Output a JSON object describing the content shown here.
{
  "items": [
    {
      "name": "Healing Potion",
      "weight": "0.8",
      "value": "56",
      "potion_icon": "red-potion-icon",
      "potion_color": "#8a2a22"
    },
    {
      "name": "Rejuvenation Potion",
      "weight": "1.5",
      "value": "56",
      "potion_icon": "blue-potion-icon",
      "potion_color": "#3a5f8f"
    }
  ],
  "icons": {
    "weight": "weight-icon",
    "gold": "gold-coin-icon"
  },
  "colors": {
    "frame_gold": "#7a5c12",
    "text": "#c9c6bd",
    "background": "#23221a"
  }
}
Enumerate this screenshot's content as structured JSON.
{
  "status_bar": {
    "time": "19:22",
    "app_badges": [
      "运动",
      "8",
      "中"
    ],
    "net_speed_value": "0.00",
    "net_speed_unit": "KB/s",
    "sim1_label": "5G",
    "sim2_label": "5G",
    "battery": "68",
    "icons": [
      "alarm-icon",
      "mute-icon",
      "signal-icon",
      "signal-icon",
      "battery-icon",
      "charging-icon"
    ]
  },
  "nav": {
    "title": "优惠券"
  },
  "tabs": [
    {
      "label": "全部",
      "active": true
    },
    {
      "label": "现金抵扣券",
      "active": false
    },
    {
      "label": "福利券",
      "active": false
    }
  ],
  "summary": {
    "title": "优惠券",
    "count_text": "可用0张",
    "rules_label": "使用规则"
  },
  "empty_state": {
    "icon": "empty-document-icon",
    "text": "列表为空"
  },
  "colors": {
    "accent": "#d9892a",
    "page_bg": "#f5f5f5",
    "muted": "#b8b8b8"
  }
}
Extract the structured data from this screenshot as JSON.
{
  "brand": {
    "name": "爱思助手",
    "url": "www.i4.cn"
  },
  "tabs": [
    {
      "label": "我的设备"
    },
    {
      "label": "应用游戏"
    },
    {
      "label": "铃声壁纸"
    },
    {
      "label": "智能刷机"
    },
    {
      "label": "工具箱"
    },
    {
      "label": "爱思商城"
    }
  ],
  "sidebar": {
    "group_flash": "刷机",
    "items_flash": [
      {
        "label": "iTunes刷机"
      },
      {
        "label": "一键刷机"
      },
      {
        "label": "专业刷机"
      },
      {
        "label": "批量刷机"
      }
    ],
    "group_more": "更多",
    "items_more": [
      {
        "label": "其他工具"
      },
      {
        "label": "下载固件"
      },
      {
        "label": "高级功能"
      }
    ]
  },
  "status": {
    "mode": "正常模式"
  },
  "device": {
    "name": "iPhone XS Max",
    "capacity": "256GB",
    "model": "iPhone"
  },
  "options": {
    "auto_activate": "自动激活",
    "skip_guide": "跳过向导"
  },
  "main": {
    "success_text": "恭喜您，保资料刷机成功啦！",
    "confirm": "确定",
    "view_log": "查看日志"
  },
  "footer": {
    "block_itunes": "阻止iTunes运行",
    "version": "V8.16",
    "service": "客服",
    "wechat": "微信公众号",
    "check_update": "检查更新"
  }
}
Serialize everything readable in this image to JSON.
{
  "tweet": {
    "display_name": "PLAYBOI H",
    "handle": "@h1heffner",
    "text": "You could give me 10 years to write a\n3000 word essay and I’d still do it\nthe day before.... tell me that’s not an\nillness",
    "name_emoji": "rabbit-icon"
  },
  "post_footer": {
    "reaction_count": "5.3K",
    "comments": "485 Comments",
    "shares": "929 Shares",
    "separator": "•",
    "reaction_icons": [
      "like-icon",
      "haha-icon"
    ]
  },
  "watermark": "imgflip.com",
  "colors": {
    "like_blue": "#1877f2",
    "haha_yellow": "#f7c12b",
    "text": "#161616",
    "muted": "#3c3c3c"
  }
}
━━━━━━━━━━━━━━━━
Go through the material above line by line and copy it exactly.

:: ANSWER TO THE EXERCISE ::
Output a JSON object describing the content shown here.
{
  "items": [
    {
      "name": "Healing Potion",
      "weight": "0.8",
      "value": "56",
      "potion_icon": "red-potion-icon",
      "potion_color": "#8a2a22"
    },
    {
      "name": "Rejuvenation Potion",
      "weight": "1.5",
      "value": "56",
      "potion_icon": "blue-potion-icon",
      "potion_color": "#3a5f8f"
    }
  ],
  "icons": {
    "weight": "weight-icon",
    "gold": "gold-coin-icon"
  },
  "colors": {
    "frame_gold": "#7a5c12",
    "text": "#c9c6bd",
    "background": "#23221a"
  }
}
Enumerate this screenshot's content as structured JSON.
{
  "status_bar": {
    "time": "19:22",
    "app_badges": [
      "运动",
      "8",
      "中"
    ],
    "net_speed_value": "0.00",
    "net_speed_unit": "KB/s",
    "sim1_label": "5G",
    "sim2_label": "5G",
    "battery": "68",
    "icons": [
      "alarm-icon",
      "mute-icon",
      "signal-icon",
      "signal-icon",
      "battery-icon",
      "charging-icon"
    ]
  },
  "nav": {
    "title": "优惠券"
  },
  "tabs": [
    {
      "label": "全部",
      "active": true
    },
    {
      "label": "现金抵扣券",
      "active": false
    },
    {
      "label": "福利券",
      "active": false
    }
  ],
  "summary": {
    "title": "优惠券",
    "count_text": "可用0张",
    "rules_label": "使用规则"
  },
  "empty_state": {
    "icon": "empty-document-icon",
    "text": "列表为空"
  },
  "colors": {
    "accent": "#d9892a",
    "page_bg": "#f5f5f5",
    "muted": "#b8b8b8"
  }
}
Extract the structured data from this screenshot as JSON.
{
  "brand": {
    "name": "爱思助手",
    "url": "www.i4.cn"
  },
  "tabs": [
    {
      "label": "我的设备"
    },
    {
      "label": "应用游戏"
    },
    {
      "label": "铃声壁纸"
    },
    {
      "label": "智能刷机"
    },
    {
      "label": "工具箱"
    },
    {
      "label": "爱思商城"
    }
  ],
  "sidebar": {
    "group_flash": "刷机",
    "items_flash": [
      {
        "label": "iTunes刷机"
      },
      {
        "label": "一键刷机"
      },
      {
        "label": "专业刷机"
      },
      {
        "label": "批量刷机"
      }
    ],
    "group_more": "更多",
    "items_more": [
      {
        "label": "其他工具"
      },
      {
        "label": "下载固件"
      },
      {
        "label": "高级功能"
      }
    ]
  },
  "status": {
    "mode": "正常模式"
  },
  "device": {
    "name": "iPhone XS Max",
    "capacity": "256GB",
    "model": "iPhone"
  },
  "options": {
    "auto_activate": "自动激活",
    "skip_guide": "跳过向导"
  },
  "main": {
    "success_text": "恭喜您，保资料刷机成功啦！",
    "confirm": "确定",
    "view_log": "查看日志"
  },
  "footer": {
    "block_itunes": "阻止iTunes运行",
    "version": "V8.16",
    "service": "客服",
    "wechat": "微信公众号",
    "check_update": "检查更新"
  }
}
Serialize everything readable in this image to JSON.
{
  "tweet": {
    "display_name": "PLAYBOI H",
    "handle": "@h1heffner",
    "text": "You could give me 10 years to write a\n3000 word essay and I’d still do it\nthe day before.... tell me that’s not an\nillness",
    "name_emoji": "rabbit-icon"
  },
  "post_footer": {
    "reaction_count": "5.3K",
    "comments": "485 Comments",
    "shares": "929 Shares",
    "separator": "•",
    "reaction_icons": [
      "like-icon",
      "haha-icon"
    ]
  },
  "watermark": "imgflip.com",
  "colors": {
    "like_blue": "#1877f2",
    "haha_yellow": "#f7c12b",
    "text": "#161616",
    "muted": "#3c3c3c"
  }
}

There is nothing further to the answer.